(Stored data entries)

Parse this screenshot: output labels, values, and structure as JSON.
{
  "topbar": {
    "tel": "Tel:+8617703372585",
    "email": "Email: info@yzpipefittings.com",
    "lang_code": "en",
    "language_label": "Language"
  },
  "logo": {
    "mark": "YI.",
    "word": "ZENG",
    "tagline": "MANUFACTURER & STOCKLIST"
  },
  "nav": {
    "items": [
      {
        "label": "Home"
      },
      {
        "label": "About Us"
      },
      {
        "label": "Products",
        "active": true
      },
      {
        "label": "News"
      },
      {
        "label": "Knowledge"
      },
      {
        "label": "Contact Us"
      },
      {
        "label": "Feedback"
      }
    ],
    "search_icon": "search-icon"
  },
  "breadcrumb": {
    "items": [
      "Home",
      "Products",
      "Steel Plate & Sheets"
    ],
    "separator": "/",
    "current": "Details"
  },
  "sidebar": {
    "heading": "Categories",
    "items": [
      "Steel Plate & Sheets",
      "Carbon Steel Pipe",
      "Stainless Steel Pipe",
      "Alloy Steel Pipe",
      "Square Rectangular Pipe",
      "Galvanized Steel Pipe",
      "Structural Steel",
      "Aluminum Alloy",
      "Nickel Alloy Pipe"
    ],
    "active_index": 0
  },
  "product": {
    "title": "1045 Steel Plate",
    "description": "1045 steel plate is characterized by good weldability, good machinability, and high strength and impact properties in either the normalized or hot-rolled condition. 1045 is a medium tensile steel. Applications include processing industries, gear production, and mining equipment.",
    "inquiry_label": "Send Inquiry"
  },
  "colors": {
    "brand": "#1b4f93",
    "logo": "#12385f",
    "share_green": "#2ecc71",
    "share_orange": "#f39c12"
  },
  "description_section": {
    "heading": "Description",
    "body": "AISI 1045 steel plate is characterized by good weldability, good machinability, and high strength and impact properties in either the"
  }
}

==

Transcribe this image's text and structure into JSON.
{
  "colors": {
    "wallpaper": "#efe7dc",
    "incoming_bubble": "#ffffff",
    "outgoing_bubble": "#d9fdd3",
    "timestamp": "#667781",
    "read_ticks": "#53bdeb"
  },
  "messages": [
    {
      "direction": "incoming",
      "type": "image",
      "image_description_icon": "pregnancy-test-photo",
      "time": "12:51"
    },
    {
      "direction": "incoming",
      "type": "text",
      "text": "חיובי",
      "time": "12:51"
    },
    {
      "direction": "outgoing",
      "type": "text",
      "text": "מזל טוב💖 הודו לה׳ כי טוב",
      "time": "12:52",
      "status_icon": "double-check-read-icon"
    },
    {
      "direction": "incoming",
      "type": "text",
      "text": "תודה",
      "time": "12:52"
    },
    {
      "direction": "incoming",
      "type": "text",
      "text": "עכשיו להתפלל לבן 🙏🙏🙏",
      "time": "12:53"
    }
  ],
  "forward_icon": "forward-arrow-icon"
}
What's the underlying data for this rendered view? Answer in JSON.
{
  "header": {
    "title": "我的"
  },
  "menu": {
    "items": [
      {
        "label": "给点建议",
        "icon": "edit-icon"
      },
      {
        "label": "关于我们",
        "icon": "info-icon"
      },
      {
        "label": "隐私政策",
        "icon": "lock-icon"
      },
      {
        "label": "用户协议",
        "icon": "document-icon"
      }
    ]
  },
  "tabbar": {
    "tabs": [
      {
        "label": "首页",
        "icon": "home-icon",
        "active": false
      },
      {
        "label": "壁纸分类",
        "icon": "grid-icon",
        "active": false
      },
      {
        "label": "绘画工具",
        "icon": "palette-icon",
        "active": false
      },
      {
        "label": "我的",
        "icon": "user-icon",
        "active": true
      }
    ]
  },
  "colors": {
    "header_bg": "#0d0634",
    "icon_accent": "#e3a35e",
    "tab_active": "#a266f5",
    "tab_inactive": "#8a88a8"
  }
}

■ Exercise details ■
In the listing above, locate each line with "impact" and copy it.

■ Written response ■
    "description": "1045 steel plate is characterized by good weldability, good machinability, and high strength and impact properties in either the normalized or hot-rolled condition. 1045 is a medium tensile steel. Applications include processing industries, gear production, and mining equipment.",
    "body": "AISI 1045 steel plate is characterized by good weldability, good machinability, and high strength and impact properties in either the"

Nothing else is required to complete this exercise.